**Instructions for the task**: Locate the lines that hold the string "brand". Copy every such line.

**Records shown**:

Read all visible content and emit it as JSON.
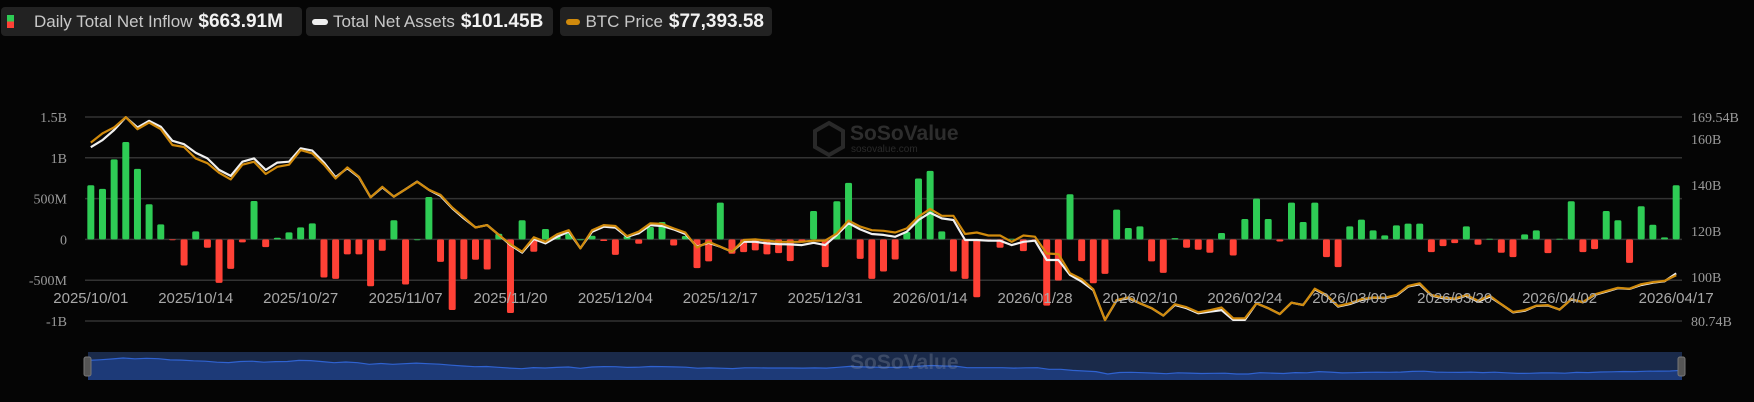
{
  "legend": {
    "inflow": {
      "label": "Daily Total Net Inflow",
      "value": "$663.91M"
    },
    "assets": {
      "label": "Total Net Assets",
      "value": "$101.45B"
    },
    "btc": {
      "label": "BTC Price",
      "value": "$77,393.58"
    }
  },
  "watermark": {
    "brand": "SoSoValue",
    "site": "sosovalue.com"
  },
  "colors": {
    "inflow_positive": "#2ecc55",
    "inflow_negative": "#ff4136",
    "assets_line": "#f0f0f0",
    "btc_line": "#d08a0c",
    "grid": "#333333",
    "slider_fill": "#1d3a78",
    "slider_line": "#2f62d0"
  },
  "chart_data": {
    "type": "bar+line",
    "x_tick_labels": [
      "2025/10/01",
      "2025/10/14",
      "2025/10/27",
      "2025/11/07",
      "2025/11/20",
      "2025/12/04",
      "2025/12/17",
      "2025/12/31",
      "2026/01/14",
      "2026/01/28",
      "2026/02/10",
      "2026/02/24",
      "2026/03/09",
      "2026/03/20",
      "2026/04/02",
      "2026/04/17"
    ],
    "left_axis": {
      "ticks": [
        "1.5B",
        "1B",
        "500M",
        "0",
        "-500M",
        "-1B"
      ],
      "tick_values_m": [
        1500,
        1000,
        500,
        0,
        -500,
        -1000
      ],
      "range_m": [
        -1000,
        1500
      ]
    },
    "right_axis": {
      "ticks": [
        "169.54B",
        "160B",
        "140B",
        "120B",
        "100B",
        "80.74B"
      ],
      "tick_values_b": [
        169.54,
        160,
        140,
        120,
        100,
        80.74
      ],
      "range_b": [
        80.74,
        169.54
      ]
    },
    "btc_axis_range": [
      62090,
      130380
    ],
    "grid": true,
    "dates": [
      "2025/10/01",
      "2025/10/02",
      "2025/10/03",
      "2025/10/06",
      "2025/10/07",
      "2025/10/08",
      "2025/10/09",
      "2025/10/10",
      "2025/10/13",
      "2025/10/14",
      "2025/10/15",
      "2025/10/16",
      "2025/10/17",
      "2025/10/20",
      "2025/10/21",
      "2025/10/22",
      "2025/10/23",
      "2025/10/24",
      "2025/10/27",
      "2025/10/28",
      "2025/10/29",
      "2025/10/30",
      "2025/10/31",
      "2025/11/03",
      "2025/11/04",
      "2025/11/05",
      "2025/11/06",
      "2025/11/07",
      "2025/11/10",
      "2025/11/11",
      "2025/11/12",
      "2025/11/13",
      "2025/11/14",
      "2025/11/17",
      "2025/11/18",
      "2025/11/19",
      "2025/11/20",
      "2025/11/21",
      "2025/11/24",
      "2025/11/25",
      "2025/11/26",
      "2025/11/28",
      "2025/12/01",
      "2025/12/02",
      "2025/12/03",
      "2025/12/04",
      "2025/12/05",
      "2025/12/08",
      "2025/12/09",
      "2025/12/10",
      "2025/12/11",
      "2025/12/12",
      "2025/12/15",
      "2025/12/16",
      "2025/12/17",
      "2025/12/18",
      "2025/12/19",
      "2025/12/22",
      "2025/12/23",
      "2025/12/24",
      "2025/12/26",
      "2025/12/29",
      "2025/12/30",
      "2025/12/31",
      "2026/01/02",
      "2026/01/05",
      "2026/01/06",
      "2026/01/07",
      "2026/01/08",
      "2026/01/09",
      "2026/01/12",
      "2026/01/13",
      "2026/01/14",
      "2026/01/15",
      "2026/01/16",
      "2026/01/20",
      "2026/01/21",
      "2026/01/22",
      "2026/01/23",
      "2026/01/26",
      "2026/01/27",
      "2026/01/28",
      "2026/01/29",
      "2026/01/30",
      "2026/02/02",
      "2026/02/03",
      "2026/02/04",
      "2026/02/05",
      "2026/02/06",
      "2026/02/09",
      "2026/02/10",
      "2026/02/11",
      "2026/02/12",
      "2026/02/13",
      "2026/02/17",
      "2026/02/18",
      "2026/02/19",
      "2026/02/20",
      "2026/02/23",
      "2026/02/24",
      "2026/02/25",
      "2026/02/26",
      "2026/02/27",
      "2026/03/02",
      "2026/03/03",
      "2026/03/04",
      "2026/03/05",
      "2026/03/06",
      "2026/03/09",
      "2026/03/10",
      "2026/03/11",
      "2026/03/12",
      "2026/03/13",
      "2026/03/16",
      "2026/03/17",
      "2026/03/18",
      "2026/03/19",
      "2026/03/20",
      "2026/03/23",
      "2026/03/24",
      "2026/03/25",
      "2026/03/26",
      "2026/03/27",
      "2026/03/30",
      "2026/03/31",
      "2026/04/01",
      "2026/04/02",
      "2026/04/06",
      "2026/04/07",
      "2026/04/08",
      "2026/04/09",
      "2026/04/10",
      "2026/04/13",
      "2026/04/14",
      "2026/04/15",
      "2026/04/16",
      "2026/04/17"
    ],
    "series": [
      {
        "name": "Daily Total Net Inflow",
        "type": "bar",
        "unit": "M USD",
        "values": [
          664,
          619,
          980,
          1193,
          865,
          430,
          184,
          -5,
          -320,
          98,
          -102,
          -533,
          -361,
          -37,
          471,
          -94,
          20,
          86,
          148,
          197,
          -467,
          -484,
          -184,
          -184,
          -574,
          -139,
          234,
          -553,
          0,
          520,
          -275,
          -865,
          -488,
          -250,
          -369,
          70,
          -902,
          234,
          -152,
          127,
          41,
          70,
          0,
          45,
          -20,
          -189,
          41,
          -53,
          152,
          213,
          -74,
          41,
          -352,
          -270,
          451,
          -176,
          -156,
          -135,
          -184,
          -168,
          -266,
          -25,
          348,
          -340,
          467,
          693,
          -238,
          -484,
          -393,
          -246,
          90,
          746,
          840,
          98,
          -393,
          -484,
          -709,
          -25,
          -102,
          8,
          -143,
          -5,
          -811,
          -504,
          553,
          -266,
          -537,
          -422,
          365,
          139,
          160,
          -270,
          -410,
          16,
          -102,
          -127,
          -164,
          78,
          -197,
          250,
          500,
          250,
          -25,
          451,
          213,
          451,
          -217,
          -340,
          160,
          242,
          111,
          49,
          172,
          193,
          193,
          -156,
          -82,
          -45,
          160,
          -66,
          8,
          -164,
          -217,
          61,
          111,
          -168,
          8,
          467,
          -156,
          -119,
          348,
          234,
          -287,
          406,
          180,
          25,
          663.91
        ]
      },
      {
        "name": "Total Net Assets",
        "type": "line",
        "unit": "B USD",
        "values": [
          156.4,
          159.5,
          163.9,
          169.4,
          165.0,
          167.9,
          165.3,
          159.2,
          157.7,
          154.0,
          151.5,
          146.5,
          143.9,
          150.1,
          151.5,
          146.5,
          149.7,
          150.1,
          155.9,
          154.9,
          149.7,
          143.3,
          147.2,
          143.3,
          134.6,
          138.9,
          134.9,
          138.1,
          141.4,
          137.8,
          135.2,
          129.8,
          125.4,
          121.5,
          122.5,
          118.2,
          113.8,
          110.5,
          116.4,
          114.5,
          117.4,
          119.6,
          112.4,
          119.6,
          121.8,
          121.4,
          117.4,
          118.9,
          122.5,
          122.1,
          120.6,
          118.6,
          113.1,
          114.8,
          113.1,
          110.9,
          115.2,
          115.2,
          114.5,
          114.2,
          114.1,
          113.8,
          114.8,
          113.8,
          118.2,
          123.3,
          120.6,
          118.6,
          118.2,
          117.4,
          119.6,
          124.7,
          127.9,
          125.4,
          124.7,
          116.0,
          116.0,
          115.7,
          115.7,
          113.8,
          115.2,
          115.7,
          107.3,
          107.3,
          100.8,
          97.9,
          94.2,
          81.2,
          89.6,
          90.6,
          88.4,
          86.3,
          83.1,
          87.7,
          86.3,
          84.1,
          84.8,
          85.5,
          81.2,
          81.2,
          88.4,
          86.3,
          83.8,
          88.7,
          87.7,
          94.5,
          91.8,
          87.0,
          88.1,
          89.9,
          90.9,
          90.6,
          91.8,
          95.7,
          96.7,
          91.8,
          90.6,
          90.2,
          91.8,
          89.1,
          91.3,
          88.0,
          84.5,
          85.2,
          87.3,
          87.5,
          85.7,
          90.2,
          88.9,
          92.1,
          93.5,
          95.0,
          94.7,
          96.4,
          97.4,
          98.0,
          101.45
        ]
      },
      {
        "name": "BTC Price",
        "type": "line",
        "unit": "USD",
        "values": [
          121800,
          124900,
          126900,
          130300,
          126300,
          128500,
          126300,
          121000,
          120300,
          116500,
          114900,
          111700,
          109500,
          114400,
          115400,
          111300,
          113700,
          114400,
          119300,
          118200,
          114400,
          109800,
          113500,
          110400,
          103500,
          107000,
          103700,
          106200,
          108700,
          106000,
          104300,
          100100,
          96800,
          93400,
          94200,
          90900,
          87800,
          85300,
          90100,
          88600,
          91100,
          92500,
          86400,
          92500,
          94200,
          93900,
          90500,
          92000,
          94800,
          94600,
          93100,
          91700,
          86700,
          88600,
          87000,
          85300,
          89200,
          89400,
          89000,
          88600,
          88600,
          88600,
          89000,
          89000,
          91400,
          95700,
          93700,
          92500,
          92300,
          91700,
          93100,
          97000,
          99600,
          97300,
          97300,
          91200,
          91700,
          90700,
          90700,
          88600,
          90700,
          90300,
          84700,
          84500,
          78100,
          76100,
          72700,
          62400,
          69100,
          70000,
          68000,
          66400,
          63900,
          67700,
          66700,
          65000,
          65700,
          66600,
          63000,
          63000,
          68000,
          66400,
          64400,
          68200,
          67400,
          72900,
          70800,
          67100,
          68000,
          69400,
          70000,
          69900,
          70800,
          73800,
          74700,
          70800,
          70000,
          69600,
          70800,
          68900,
          70600,
          67700,
          65100,
          65700,
          67200,
          67400,
          65900,
          69400,
          68400,
          71000,
          72100,
          73200,
          72900,
          74400,
          75100,
          75500,
          77393.58
        ]
      }
    ]
  }
}
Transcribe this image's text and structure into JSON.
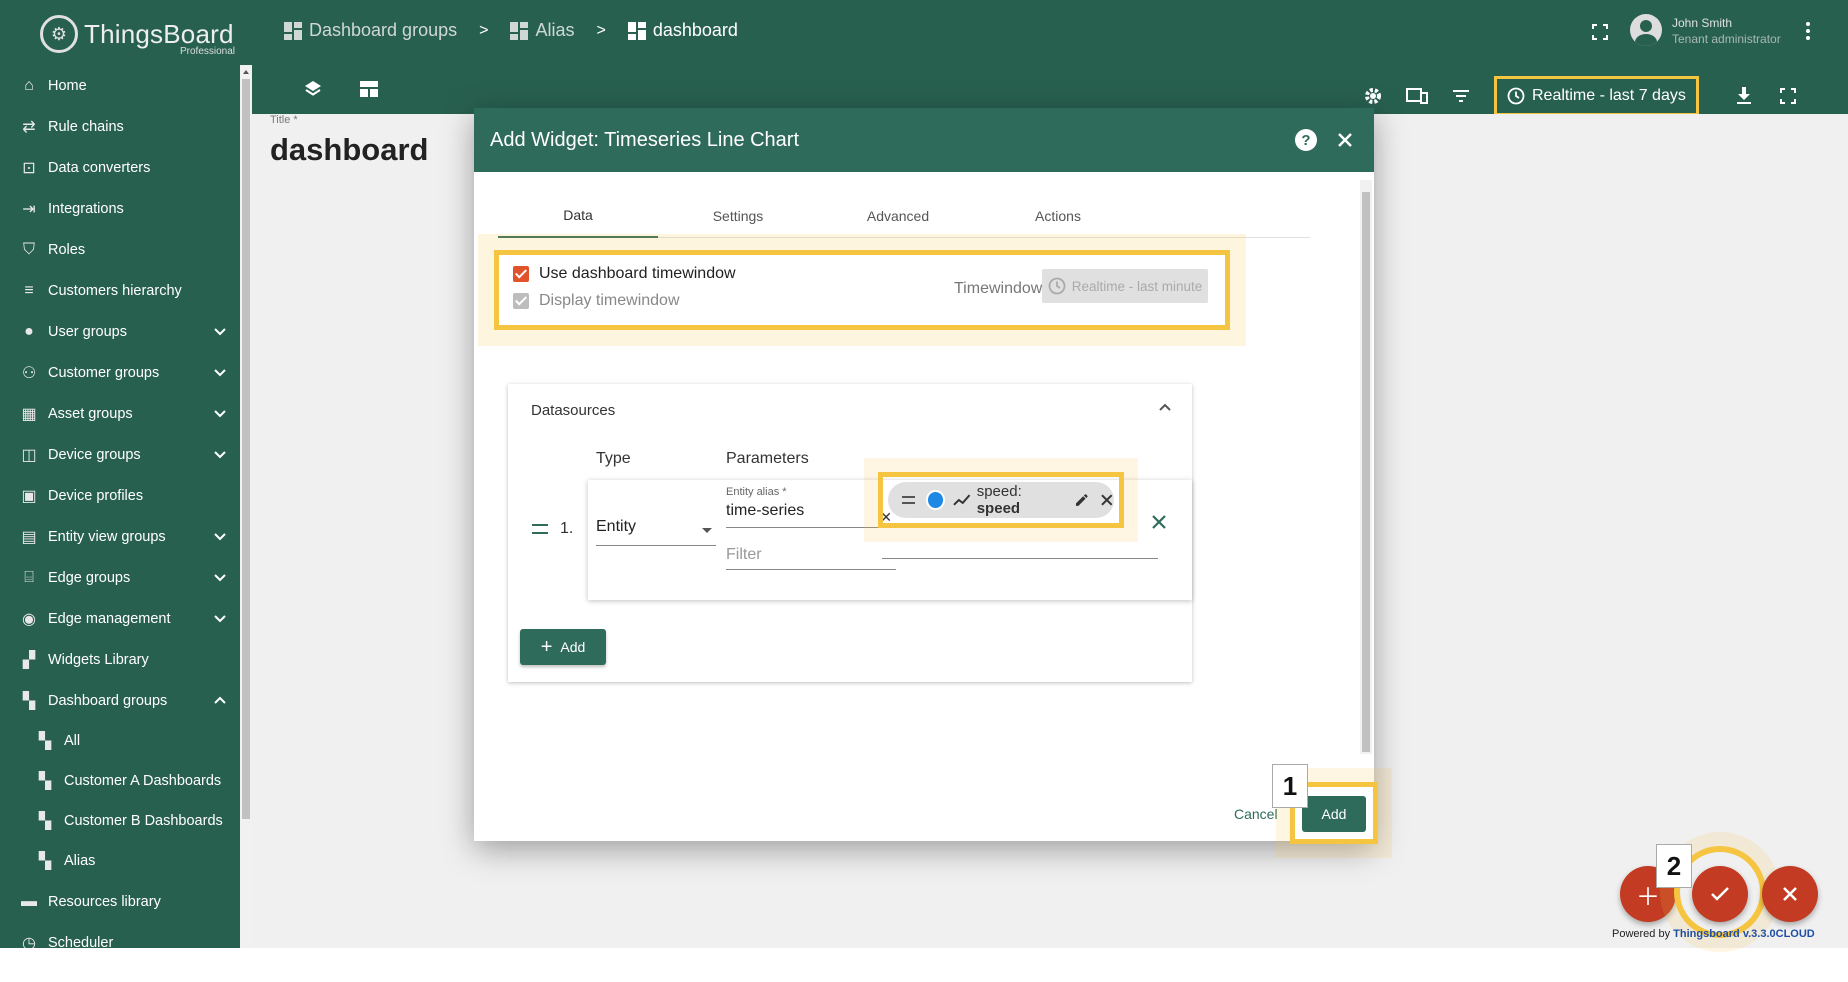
{
  "app": {
    "name": "ThingsBoard",
    "edition": "Professional"
  },
  "breadcrumb": [
    "Dashboard groups",
    "Alias",
    "dashboard"
  ],
  "user": {
    "name": "John Smith",
    "role": "Tenant administrator"
  },
  "toolbar": {
    "timewindow": "Realtime - last 7 days"
  },
  "sidebar": {
    "items": [
      {
        "label": "Home",
        "icon": "home-icon"
      },
      {
        "label": "Rule chains",
        "icon": "rule-chain-icon"
      },
      {
        "label": "Data converters",
        "icon": "converter-icon"
      },
      {
        "label": "Integrations",
        "icon": "integration-icon"
      },
      {
        "label": "Roles",
        "icon": "shield-icon"
      },
      {
        "label": "Customers hierarchy",
        "icon": "hierarchy-icon"
      },
      {
        "label": "User groups",
        "icon": "user-icon",
        "expandable": true
      },
      {
        "label": "Customer groups",
        "icon": "customers-icon",
        "expandable": true
      },
      {
        "label": "Asset groups",
        "icon": "asset-icon",
        "expandable": true
      },
      {
        "label": "Device groups",
        "icon": "device-icon",
        "expandable": true
      },
      {
        "label": "Device profiles",
        "icon": "device-profile-icon"
      },
      {
        "label": "Entity view groups",
        "icon": "entity-view-icon",
        "expandable": true
      },
      {
        "label": "Edge groups",
        "icon": "edge-icon",
        "expandable": true
      },
      {
        "label": "Edge management",
        "icon": "antenna-icon",
        "expandable": true
      },
      {
        "label": "Widgets Library",
        "icon": "widgets-icon"
      },
      {
        "label": "Dashboard groups",
        "icon": "dashboard-icon",
        "expanded": true
      }
    ],
    "subitems": [
      "All",
      "Customer A Dashboards",
      "Customer B Dashboards",
      "Alias"
    ],
    "after": [
      {
        "label": "Resources library",
        "icon": "folder-icon"
      },
      {
        "label": "Scheduler",
        "icon": "clock-icon"
      }
    ]
  },
  "dashboard": {
    "title_label": "Title *",
    "title": "dashboard"
  },
  "dialog": {
    "title": "Add Widget: Timeseries Line Chart",
    "tabs": [
      "Data",
      "Settings",
      "Advanced",
      "Actions"
    ],
    "use_dashboard_timewindow": "Use dashboard timewindow",
    "display_timewindow": "Display timewindow",
    "timewindow_label": "Timewindow",
    "timewindow_value": "Realtime - last minute",
    "datasources_title": "Datasources",
    "col_type": "Type",
    "col_params": "Parameters",
    "row_index": "1.",
    "type_value": "Entity",
    "alias_label": "Entity alias *",
    "alias_value": "time-series",
    "filter_placeholder": "Filter",
    "key_prefix": "speed: ",
    "key_name": "speed",
    "add_label": "Add",
    "cancel_label": "Cancel",
    "confirm_label": "Add"
  },
  "markers": [
    "1",
    "2"
  ],
  "footer": {
    "powered_by": "Powered by",
    "brand": "Thingsboard v.3.3.0CLOUD"
  },
  "colors": {
    "primary": "#2f6b5a",
    "sidebar": "#28604f",
    "highlight": "#f5c542",
    "fab": "#c23b22",
    "checkbox": "#e0532b",
    "series": "#1e88e5"
  }
}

**Completed task**:
    "brand": "SoSoValue",
    "brand": "Thingsboard v.3.3.0CLOUD"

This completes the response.